**Given exercise**
Below are some records. Pull every line that contains the word "UEFI".

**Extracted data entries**
........

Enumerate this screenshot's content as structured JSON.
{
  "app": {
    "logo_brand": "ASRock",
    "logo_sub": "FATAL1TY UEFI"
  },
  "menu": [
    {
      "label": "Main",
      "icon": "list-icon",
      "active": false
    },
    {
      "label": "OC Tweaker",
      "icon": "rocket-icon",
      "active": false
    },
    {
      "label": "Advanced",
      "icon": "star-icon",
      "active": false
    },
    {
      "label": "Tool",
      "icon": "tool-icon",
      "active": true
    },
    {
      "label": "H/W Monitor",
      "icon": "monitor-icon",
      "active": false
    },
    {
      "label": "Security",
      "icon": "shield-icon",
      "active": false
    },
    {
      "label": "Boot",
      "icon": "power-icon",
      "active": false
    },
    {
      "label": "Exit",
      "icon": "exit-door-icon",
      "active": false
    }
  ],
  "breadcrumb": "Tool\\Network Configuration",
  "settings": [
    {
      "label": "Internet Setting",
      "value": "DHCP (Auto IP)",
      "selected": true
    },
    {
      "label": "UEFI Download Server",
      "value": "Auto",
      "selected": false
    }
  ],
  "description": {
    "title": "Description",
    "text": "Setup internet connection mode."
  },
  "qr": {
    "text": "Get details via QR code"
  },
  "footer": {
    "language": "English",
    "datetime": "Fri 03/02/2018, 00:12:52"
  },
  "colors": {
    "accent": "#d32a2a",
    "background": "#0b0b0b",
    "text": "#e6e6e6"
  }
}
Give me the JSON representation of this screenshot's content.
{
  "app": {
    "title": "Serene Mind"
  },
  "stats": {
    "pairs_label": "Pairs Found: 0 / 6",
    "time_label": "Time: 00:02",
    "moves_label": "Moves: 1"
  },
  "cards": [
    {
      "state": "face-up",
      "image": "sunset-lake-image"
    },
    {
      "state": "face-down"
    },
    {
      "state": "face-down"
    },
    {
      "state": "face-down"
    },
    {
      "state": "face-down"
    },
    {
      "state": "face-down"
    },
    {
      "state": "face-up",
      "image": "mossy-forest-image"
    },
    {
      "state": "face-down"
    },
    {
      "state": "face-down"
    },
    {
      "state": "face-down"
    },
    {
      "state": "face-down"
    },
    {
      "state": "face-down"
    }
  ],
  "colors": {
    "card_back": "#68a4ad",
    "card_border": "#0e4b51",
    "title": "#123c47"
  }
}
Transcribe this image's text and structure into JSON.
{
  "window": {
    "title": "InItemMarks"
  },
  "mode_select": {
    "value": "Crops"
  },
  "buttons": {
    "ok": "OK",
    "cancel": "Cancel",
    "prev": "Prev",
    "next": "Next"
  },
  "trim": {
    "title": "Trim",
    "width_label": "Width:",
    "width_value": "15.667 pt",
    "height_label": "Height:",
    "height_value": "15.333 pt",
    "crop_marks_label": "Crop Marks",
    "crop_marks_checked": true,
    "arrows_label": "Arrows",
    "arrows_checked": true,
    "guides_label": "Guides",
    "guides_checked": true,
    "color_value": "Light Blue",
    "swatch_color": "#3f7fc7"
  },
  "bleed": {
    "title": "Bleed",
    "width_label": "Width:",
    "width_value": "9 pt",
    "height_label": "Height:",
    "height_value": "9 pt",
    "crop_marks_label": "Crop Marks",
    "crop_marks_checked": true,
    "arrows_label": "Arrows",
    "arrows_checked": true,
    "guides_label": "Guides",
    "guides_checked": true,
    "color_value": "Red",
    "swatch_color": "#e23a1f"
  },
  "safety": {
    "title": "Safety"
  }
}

........

**Task output**
    "logo_sub": "FATAL1TY UEFI"
      "label": "UEFI Download Server",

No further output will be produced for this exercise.